## Directions
Go through the records and give each one again exactly.

______

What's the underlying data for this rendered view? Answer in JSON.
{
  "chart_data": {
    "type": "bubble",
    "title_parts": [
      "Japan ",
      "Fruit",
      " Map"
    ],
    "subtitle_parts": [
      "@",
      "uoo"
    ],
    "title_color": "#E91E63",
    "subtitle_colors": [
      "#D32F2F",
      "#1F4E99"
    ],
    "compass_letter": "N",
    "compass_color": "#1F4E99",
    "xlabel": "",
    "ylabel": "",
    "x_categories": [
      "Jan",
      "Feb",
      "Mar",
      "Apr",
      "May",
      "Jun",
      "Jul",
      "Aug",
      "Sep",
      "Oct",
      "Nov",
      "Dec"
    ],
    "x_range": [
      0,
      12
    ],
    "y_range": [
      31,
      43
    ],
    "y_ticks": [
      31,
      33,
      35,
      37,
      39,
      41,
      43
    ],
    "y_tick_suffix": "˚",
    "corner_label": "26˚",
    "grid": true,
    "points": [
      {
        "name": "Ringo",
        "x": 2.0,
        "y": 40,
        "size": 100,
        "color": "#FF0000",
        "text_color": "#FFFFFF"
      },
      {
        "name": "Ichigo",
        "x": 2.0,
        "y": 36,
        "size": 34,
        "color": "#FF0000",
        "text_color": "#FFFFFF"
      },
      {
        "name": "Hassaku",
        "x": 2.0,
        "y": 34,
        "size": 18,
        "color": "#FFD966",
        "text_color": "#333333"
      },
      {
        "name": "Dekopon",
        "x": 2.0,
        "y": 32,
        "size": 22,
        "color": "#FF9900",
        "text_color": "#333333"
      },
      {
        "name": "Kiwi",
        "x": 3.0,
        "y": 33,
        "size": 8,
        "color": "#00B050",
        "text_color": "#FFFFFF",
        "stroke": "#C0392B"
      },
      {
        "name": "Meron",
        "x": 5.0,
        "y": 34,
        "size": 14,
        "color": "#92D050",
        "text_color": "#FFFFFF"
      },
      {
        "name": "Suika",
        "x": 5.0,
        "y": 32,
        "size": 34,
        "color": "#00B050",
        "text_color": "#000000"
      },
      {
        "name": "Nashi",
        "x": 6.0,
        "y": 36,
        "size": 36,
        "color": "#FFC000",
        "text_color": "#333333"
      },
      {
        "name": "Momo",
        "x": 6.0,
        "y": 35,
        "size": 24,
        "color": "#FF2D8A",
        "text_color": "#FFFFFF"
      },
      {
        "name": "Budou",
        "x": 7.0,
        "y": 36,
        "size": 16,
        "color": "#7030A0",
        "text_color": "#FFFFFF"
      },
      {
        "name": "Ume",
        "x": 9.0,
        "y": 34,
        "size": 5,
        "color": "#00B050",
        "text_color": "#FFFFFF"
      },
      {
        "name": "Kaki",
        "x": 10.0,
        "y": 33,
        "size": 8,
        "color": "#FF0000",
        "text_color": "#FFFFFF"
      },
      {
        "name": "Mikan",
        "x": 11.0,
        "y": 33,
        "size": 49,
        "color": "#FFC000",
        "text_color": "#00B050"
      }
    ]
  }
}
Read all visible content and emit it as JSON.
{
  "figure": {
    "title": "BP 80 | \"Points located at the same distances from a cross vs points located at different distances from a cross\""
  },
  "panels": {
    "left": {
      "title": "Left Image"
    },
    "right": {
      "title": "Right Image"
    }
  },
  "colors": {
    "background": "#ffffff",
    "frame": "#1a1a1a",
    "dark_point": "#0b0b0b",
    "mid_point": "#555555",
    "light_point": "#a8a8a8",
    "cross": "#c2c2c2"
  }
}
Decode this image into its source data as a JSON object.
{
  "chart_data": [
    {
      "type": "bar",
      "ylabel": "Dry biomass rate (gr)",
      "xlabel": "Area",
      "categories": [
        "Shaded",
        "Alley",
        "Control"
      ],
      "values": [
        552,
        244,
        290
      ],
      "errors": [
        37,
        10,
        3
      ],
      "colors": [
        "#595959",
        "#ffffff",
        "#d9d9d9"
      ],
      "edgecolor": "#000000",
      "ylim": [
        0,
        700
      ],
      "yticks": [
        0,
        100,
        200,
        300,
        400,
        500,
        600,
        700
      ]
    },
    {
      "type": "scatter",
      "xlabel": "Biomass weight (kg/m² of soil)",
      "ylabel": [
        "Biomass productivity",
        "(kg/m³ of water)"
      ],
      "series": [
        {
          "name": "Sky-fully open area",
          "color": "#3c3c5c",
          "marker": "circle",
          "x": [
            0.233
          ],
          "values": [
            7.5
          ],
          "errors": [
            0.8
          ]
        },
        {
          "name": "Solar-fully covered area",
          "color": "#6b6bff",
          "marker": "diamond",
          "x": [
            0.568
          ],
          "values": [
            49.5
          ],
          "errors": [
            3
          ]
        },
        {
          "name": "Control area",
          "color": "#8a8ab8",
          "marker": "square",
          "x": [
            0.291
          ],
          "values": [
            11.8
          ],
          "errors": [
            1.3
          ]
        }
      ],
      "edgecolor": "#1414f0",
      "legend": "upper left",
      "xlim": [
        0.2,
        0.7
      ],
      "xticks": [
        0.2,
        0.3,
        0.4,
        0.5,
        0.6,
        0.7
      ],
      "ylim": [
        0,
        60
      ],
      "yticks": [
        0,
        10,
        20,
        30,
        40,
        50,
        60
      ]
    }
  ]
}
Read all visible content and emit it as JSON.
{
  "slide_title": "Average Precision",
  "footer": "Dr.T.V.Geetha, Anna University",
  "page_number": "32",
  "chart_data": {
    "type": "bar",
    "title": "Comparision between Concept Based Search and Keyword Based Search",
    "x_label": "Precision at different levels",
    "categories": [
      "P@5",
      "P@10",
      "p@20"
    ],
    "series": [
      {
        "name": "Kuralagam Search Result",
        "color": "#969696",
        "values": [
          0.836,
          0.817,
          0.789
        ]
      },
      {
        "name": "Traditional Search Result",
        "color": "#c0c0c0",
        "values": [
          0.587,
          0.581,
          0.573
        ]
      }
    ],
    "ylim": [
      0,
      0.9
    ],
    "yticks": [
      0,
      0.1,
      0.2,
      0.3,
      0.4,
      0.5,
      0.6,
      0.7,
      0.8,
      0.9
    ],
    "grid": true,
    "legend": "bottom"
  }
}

______

## Correct response
What's the underlying data for this rendered view? Answer in JSON.
{
  "chart_data": {
    "type": "bubble",
    "title_parts": [
      "Japan ",
      "Fruit",
      " Map"
    ],
    "subtitle_parts": [
      "@",
      "uoo"
    ],
    "title_color": "#E91E63",
    "subtitle_colors": [
      "#D32F2F",
      "#1F4E99"
    ],
    "compass_letter": "N",
    "compass_color": "#1F4E99",
    "xlabel": "",
    "ylabel": "",
    "x_categories": [
      "Jan",
      "Feb",
      "Mar",
      "Apr",
      "May",
      "Jun",
      "Jul",
      "Aug",
      "Sep",
      "Oct",
      "Nov",
      "Dec"
    ],
    "x_range": [
      0,
      12
    ],
    "y_range": [
      31,
      43
    ],
    "y_ticks": [
      31,
      33,
      35,
      37,
      39,
      41,
      43
    ],
    "y_tick_suffix": "˚",
    "corner_label": "26˚",
    "grid": true,
    "points": [
      {
        "name": "Ringo",
        "x": 2.0,
        "y": 40,
        "size": 100,
        "color": "#FF0000",
        "text_color": "#FFFFFF"
      },
      {
        "name": "Ichigo",
        "x": 2.0,
        "y": 36,
        "size": 34,
        "color": "#FF0000",
        "text_color": "#FFFFFF"
      },
      {
        "name": "Hassaku",
        "x": 2.0,
        "y": 34,
        "size": 18,
        "color": "#FFD966",
        "text_color": "#333333"
      },
      {
        "name": "Dekopon",
        "x": 2.0,
        "y": 32,
        "size": 22,
        "color": "#FF9900",
        "text_color": "#333333"
      },
      {
        "name": "Kiwi",
        "x": 3.0,
        "y": 33,
        "size": 8,
        "color": "#00B050",
        "text_color": "#FFFFFF",
        "stroke": "#C0392B"
      },
      {
        "name": "Meron",
        "x": 5.0,
        "y": 34,
        "size": 14,
        "color": "#92D050",
        "text_color": "#FFFFFF"
      },
      {
        "name": "Suika",
        "x": 5.0,
        "y": 32,
        "size": 34,
        "color": "#00B050",
        "text_color": "#000000"
      },
      {
        "name": "Nashi",
        "x": 6.0,
        "y": 36,
        "size": 36,
        "color": "#FFC000",
        "text_color": "#333333"
      },
      {
        "name": "Momo",
        "x": 6.0,
        "y": 35,
        "size": 24,
        "color": "#FF2D8A",
        "text_color": "#FFFFFF"
      },
      {
        "name": "Budou",
        "x": 7.0,
        "y": 36,
        "size": 16,
        "color": "#7030A0",
        "text_color": "#FFFFFF"
      },
      {
        "name": "Ume",
        "x": 9.0,
        "y": 34,
        "size": 5,
        "color": "#00B050",
        "text_color": "#FFFFFF"
      },
      {
        "name": "Kaki",
        "x": 10.0,
        "y": 33,
        "size": 8,
        "color": "#FF0000",
        "text_color": "#FFFFFF"
      },
      {
        "name": "Mikan",
        "x": 11.0,
        "y": 33,
        "size": 49,
        "color": "#FFC000",
        "text_color": "#00B050"
      }
    ]
  }
}
Read all visible content and emit it as JSON.
{
  "figure": {
    "title": "BP 80 | \"Points located at the same distances from a cross vs points located at different distances from a cross\""
  },
  "panels": {
    "left": {
      "title": "Left Image"
    },
    "right": {
      "title": "Right Image"
    }
  },
  "colors": {
    "background": "#ffffff",
    "frame": "#1a1a1a",
    "dark_point": "#0b0b0b",
    "mid_point": "#555555",
    "light_point": "#a8a8a8",
    "cross": "#c2c2c2"
  }
}
Decode this image into its source data as a JSON object.
{
  "chart_data": [
    {
      "type": "bar",
      "ylabel": "Dry biomass rate (gr)",
      "xlabel": "Area",
      "categories": [
        "Shaded",
        "Alley",
        "Control"
      ],
      "values": [
        552,
        244,
        290
      ],
      "errors": [
        37,
        10,
        3
      ],
      "colors": [
        "#595959",
        "#ffffff",
        "#d9d9d9"
      ],
      "edgecolor": "#000000",
      "ylim": [
        0,
        700
      ],
      "yticks": [
        0,
        100,
        200,
        300,
        400,
        500,
        600,
        700
      ]
    },
    {
      "type": "scatter",
      "xlabel": "Biomass weight (kg/m² of soil)",
      "ylabel": [
        "Biomass productivity",
        "(kg/m³ of water)"
      ],
      "series": [
        {
          "name": "Sky-fully open area",
          "color": "#3c3c5c",
          "marker": "circle",
          "x": [
            0.233
          ],
          "values": [
            7.5
          ],
          "errors": [
            0.8
          ]
        },
        {
          "name": "Solar-fully covered area",
          "color": "#6b6bff",
          "marker": "diamond",
          "x": [
            0.568
          ],
          "values": [
            49.5
          ],
          "errors": [
            3
          ]
        },
        {
          "name": "Control area",
          "color": "#8a8ab8",
          "marker": "square",
          "x": [
            0.291
          ],
          "values": [
            11.8
          ],
          "errors": [
            1.3
          ]
        }
      ],
      "edgecolor": "#1414f0",
      "legend": "upper left",
      "xlim": [
        0.2,
        0.7
      ],
      "xticks": [
        0.2,
        0.3,
        0.4,
        0.5,
        0.6,
        0.7
      ],
      "ylim": [
        0,
        60
      ],
      "yticks": [
        0,
        10,
        20,
        30,
        40,
        50,
        60
      ]
    }
  ]
}
Read all visible content and emit it as JSON.
{
  "slide_title": "Average Precision",
  "footer": "Dr.T.V.Geetha, Anna University",
  "page_number": "32",
  "chart_data": {
    "type": "bar",
    "title": "Comparision between Concept Based Search and Keyword Based Search",
    "x_label": "Precision at different levels",
    "categories": [
      "P@5",
      "P@10",
      "p@20"
    ],
    "series": [
      {
        "name": "Kuralagam Search Result",
        "color": "#969696",
        "values": [
          0.836,
          0.817,
          0.789
        ]
      },
      {
        "name": "Traditional Search Result",
        "color": "#c0c0c0",
        "values": [
          0.587,
          0.581,
          0.573
        ]
      }
    ],
    "ylim": [
      0,
      0.9
    ],
    "yticks": [
      0,
      0.1,
      0.2,
      0.3,
      0.4,
      0.5,
      0.6,
      0.7,
      0.8,
      0.9
    ],
    "grid": true,
    "legend": "bottom"
  }
}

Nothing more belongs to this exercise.